> _DIRECTION_
Filter these entries, keeping only lines that hold the word "store".

> _INFORMATION SHOWN_
:::

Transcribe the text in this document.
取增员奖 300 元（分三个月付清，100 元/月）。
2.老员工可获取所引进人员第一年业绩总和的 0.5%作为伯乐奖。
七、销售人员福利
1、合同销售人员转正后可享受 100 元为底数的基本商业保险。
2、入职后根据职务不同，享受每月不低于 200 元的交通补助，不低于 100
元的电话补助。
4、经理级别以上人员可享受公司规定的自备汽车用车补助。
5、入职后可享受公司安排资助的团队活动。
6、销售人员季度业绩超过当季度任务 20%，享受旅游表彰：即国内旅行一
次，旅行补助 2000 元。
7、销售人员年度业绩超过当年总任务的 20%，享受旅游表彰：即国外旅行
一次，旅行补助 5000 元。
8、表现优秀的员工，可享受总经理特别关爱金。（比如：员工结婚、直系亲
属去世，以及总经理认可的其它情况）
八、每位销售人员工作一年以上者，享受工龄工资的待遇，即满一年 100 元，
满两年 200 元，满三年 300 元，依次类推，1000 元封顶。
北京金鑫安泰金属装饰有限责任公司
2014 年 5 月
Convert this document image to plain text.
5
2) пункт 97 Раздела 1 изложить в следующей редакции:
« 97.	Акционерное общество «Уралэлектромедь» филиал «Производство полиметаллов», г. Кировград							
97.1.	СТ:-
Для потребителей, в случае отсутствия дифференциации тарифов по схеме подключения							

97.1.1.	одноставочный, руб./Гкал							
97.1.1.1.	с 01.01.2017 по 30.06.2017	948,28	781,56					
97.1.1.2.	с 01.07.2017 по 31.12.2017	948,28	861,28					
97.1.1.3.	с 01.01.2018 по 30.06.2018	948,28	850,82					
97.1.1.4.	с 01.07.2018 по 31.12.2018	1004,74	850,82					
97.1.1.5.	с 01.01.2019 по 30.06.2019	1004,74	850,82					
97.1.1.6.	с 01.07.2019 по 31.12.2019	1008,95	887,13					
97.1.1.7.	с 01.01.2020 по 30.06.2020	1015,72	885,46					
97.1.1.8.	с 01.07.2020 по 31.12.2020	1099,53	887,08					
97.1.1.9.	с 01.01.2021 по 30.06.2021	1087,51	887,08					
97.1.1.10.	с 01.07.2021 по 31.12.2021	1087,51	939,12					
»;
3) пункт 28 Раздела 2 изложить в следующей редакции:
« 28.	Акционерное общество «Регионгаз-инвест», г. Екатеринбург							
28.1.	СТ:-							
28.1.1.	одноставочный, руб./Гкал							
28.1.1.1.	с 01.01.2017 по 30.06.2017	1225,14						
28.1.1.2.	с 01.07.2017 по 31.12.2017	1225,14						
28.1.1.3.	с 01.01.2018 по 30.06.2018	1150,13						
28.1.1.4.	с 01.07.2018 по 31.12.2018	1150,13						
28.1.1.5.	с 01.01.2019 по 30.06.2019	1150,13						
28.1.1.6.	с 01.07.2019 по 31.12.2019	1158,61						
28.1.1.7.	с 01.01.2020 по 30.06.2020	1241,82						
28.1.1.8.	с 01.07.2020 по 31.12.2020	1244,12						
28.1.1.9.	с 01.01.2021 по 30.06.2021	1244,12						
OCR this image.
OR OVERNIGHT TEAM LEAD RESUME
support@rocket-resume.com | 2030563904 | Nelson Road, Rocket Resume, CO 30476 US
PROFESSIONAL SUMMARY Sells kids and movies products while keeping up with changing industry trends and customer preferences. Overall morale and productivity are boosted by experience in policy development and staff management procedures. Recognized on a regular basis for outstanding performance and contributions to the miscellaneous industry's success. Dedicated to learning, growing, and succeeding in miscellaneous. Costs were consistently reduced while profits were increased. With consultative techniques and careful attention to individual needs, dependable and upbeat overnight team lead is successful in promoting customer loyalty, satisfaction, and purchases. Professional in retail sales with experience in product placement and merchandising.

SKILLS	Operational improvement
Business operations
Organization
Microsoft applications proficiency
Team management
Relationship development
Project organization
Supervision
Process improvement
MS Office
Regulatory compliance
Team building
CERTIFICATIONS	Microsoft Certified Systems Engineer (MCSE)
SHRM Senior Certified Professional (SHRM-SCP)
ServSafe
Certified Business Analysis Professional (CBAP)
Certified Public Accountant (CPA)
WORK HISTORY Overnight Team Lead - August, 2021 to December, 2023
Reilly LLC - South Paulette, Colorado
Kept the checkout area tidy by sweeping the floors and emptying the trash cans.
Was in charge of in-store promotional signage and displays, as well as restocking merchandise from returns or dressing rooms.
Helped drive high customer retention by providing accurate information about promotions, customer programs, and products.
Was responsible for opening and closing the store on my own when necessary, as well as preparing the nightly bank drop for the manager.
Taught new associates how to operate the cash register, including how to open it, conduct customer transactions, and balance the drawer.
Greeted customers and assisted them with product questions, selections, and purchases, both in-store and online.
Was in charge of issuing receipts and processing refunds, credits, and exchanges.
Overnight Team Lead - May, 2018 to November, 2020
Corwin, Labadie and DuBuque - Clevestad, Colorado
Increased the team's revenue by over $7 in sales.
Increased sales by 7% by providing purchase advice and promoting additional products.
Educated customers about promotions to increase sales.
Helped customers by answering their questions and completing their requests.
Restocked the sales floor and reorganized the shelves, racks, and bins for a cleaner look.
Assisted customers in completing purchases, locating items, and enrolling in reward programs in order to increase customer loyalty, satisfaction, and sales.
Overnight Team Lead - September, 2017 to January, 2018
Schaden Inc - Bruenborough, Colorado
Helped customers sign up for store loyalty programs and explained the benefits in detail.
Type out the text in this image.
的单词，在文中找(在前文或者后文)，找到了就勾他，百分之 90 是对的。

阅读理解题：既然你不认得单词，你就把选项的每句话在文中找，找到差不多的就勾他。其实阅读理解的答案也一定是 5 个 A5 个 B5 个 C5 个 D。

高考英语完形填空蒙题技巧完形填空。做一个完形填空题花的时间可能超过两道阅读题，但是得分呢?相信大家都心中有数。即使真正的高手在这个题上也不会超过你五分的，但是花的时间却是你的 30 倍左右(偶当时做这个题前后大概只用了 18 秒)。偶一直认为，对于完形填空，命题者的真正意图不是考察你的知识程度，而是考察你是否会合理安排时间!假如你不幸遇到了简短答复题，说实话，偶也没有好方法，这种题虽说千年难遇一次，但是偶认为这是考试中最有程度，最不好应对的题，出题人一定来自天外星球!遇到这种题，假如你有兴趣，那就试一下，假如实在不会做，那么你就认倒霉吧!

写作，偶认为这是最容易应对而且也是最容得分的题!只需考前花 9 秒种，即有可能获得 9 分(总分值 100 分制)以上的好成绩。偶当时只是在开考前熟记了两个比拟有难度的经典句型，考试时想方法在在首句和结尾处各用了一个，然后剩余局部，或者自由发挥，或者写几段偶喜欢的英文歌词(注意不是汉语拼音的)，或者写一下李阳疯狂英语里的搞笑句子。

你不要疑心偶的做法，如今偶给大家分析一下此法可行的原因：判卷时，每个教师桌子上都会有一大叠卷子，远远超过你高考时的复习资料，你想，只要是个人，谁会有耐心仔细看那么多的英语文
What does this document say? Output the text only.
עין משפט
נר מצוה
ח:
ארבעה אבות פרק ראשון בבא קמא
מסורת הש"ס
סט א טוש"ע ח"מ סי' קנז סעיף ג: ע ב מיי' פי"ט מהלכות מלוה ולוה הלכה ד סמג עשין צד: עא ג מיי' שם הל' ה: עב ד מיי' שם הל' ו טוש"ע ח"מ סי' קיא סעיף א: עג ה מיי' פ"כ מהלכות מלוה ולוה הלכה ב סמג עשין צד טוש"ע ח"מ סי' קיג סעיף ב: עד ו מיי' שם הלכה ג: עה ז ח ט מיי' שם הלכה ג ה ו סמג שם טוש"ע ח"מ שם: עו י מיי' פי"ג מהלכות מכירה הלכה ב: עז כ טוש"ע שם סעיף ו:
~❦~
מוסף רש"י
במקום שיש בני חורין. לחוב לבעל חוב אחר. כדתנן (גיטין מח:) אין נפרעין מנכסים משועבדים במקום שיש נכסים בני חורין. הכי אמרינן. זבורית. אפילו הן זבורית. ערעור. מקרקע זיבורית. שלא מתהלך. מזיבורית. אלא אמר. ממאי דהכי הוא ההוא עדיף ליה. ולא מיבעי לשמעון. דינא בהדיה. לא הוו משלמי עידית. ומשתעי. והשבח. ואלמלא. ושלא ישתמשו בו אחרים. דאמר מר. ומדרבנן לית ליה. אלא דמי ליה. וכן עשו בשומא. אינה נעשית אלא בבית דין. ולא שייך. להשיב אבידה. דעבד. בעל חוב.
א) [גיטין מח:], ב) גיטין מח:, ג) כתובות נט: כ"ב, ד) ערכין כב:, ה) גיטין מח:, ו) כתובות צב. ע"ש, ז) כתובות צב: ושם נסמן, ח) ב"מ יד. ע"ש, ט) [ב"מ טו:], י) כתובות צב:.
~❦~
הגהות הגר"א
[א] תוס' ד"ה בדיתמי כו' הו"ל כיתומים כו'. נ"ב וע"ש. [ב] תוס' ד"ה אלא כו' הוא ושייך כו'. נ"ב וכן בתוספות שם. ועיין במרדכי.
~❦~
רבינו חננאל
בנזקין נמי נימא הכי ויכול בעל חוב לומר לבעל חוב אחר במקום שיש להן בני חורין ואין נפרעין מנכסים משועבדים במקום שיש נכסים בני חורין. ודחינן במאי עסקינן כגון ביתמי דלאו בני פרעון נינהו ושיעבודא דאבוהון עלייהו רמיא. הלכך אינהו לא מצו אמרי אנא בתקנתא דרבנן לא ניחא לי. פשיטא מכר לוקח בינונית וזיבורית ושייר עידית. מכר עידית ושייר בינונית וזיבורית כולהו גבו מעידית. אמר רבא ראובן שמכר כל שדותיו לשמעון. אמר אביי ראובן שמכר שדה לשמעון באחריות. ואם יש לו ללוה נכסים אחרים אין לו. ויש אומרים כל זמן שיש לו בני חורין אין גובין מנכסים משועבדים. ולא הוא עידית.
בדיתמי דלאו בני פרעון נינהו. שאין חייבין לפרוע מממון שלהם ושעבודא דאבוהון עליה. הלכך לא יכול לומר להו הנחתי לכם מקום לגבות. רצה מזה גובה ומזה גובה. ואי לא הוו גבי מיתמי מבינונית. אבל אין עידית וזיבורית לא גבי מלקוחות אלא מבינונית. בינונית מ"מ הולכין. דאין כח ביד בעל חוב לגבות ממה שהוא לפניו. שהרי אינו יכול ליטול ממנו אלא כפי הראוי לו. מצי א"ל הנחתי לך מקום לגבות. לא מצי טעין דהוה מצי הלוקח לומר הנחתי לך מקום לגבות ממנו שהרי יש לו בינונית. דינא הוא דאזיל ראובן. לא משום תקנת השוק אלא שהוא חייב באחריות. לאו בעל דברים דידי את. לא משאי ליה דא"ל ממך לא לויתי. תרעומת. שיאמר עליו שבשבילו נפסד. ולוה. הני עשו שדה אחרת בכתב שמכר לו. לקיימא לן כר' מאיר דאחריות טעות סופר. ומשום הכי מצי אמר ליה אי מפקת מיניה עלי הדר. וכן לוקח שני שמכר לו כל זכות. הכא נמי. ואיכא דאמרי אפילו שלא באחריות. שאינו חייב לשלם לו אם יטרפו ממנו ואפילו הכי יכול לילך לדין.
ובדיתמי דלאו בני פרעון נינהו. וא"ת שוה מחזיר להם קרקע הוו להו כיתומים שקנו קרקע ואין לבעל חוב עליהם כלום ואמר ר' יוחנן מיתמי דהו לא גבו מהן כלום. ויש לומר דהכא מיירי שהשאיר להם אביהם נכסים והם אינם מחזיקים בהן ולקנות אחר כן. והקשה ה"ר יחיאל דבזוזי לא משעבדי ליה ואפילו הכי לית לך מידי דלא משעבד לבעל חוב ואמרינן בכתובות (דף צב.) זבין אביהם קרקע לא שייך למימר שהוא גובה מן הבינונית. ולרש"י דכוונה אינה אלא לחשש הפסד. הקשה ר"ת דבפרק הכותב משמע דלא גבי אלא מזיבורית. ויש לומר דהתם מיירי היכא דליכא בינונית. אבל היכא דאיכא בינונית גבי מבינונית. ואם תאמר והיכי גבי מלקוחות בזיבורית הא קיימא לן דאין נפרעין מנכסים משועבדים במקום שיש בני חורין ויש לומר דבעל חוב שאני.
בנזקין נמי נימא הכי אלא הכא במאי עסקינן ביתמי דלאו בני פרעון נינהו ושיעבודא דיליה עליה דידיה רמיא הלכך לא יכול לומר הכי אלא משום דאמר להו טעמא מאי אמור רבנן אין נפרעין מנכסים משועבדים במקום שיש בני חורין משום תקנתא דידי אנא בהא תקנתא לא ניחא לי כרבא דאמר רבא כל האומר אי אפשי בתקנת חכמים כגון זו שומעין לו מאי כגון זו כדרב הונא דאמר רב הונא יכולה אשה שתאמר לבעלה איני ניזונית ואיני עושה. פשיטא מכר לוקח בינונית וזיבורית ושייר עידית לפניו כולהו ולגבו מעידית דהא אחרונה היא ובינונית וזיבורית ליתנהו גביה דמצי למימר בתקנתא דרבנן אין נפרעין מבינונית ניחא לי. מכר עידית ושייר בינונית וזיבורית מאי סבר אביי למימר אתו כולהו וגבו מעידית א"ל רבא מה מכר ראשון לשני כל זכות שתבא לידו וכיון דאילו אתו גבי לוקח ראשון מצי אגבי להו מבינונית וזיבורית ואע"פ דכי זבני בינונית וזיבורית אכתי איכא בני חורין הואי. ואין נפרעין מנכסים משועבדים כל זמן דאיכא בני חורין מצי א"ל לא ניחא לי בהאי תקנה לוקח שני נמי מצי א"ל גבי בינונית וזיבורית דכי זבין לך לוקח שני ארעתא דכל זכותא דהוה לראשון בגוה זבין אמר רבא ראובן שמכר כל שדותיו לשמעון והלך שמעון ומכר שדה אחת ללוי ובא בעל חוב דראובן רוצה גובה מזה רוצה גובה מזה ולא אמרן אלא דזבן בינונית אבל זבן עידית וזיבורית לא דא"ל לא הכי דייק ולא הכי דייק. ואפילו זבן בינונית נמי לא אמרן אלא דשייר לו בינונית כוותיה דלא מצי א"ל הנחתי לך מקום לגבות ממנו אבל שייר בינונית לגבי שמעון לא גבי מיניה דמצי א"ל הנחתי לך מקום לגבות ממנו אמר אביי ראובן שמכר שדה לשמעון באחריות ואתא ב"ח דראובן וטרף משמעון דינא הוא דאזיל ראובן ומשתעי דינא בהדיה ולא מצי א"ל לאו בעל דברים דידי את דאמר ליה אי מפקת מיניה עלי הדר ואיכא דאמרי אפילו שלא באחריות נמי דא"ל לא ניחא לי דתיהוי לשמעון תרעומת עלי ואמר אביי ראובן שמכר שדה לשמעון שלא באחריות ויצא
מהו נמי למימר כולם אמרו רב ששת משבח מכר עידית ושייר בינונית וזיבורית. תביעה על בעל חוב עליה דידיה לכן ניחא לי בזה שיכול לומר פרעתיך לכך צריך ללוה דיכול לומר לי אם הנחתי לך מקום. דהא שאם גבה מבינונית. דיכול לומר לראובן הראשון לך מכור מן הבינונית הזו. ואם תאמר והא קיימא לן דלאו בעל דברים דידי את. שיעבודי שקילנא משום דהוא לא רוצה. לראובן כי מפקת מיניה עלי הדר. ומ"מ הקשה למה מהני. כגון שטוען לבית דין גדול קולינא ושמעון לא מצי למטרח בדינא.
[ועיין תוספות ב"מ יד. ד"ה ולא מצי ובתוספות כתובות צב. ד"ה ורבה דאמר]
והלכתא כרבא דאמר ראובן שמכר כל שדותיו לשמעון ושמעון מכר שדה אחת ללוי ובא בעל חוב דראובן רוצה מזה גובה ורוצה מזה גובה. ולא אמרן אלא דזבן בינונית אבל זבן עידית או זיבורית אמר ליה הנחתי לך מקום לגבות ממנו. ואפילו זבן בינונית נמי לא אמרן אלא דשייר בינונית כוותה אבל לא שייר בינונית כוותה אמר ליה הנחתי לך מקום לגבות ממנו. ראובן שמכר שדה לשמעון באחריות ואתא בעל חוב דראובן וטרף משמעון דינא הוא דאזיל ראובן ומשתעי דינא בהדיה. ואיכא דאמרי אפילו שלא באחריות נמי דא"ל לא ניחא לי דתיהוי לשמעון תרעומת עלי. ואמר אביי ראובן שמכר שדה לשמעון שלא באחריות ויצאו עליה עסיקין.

:::

> _COMPLETE OUTPUT_
Was in charge of in-store promotional signage and displays, as well as restocking merchandise from returns or dressing rooms.
Was responsible for opening and closing the store on my own when necessary, as well as preparing the nightly bank drop for the manager.
Greeted customers and assisted them with product questions, selections, and purchases, both in-store and online.
Helped customers sign up for store loyalty programs and explained the benefits in detail.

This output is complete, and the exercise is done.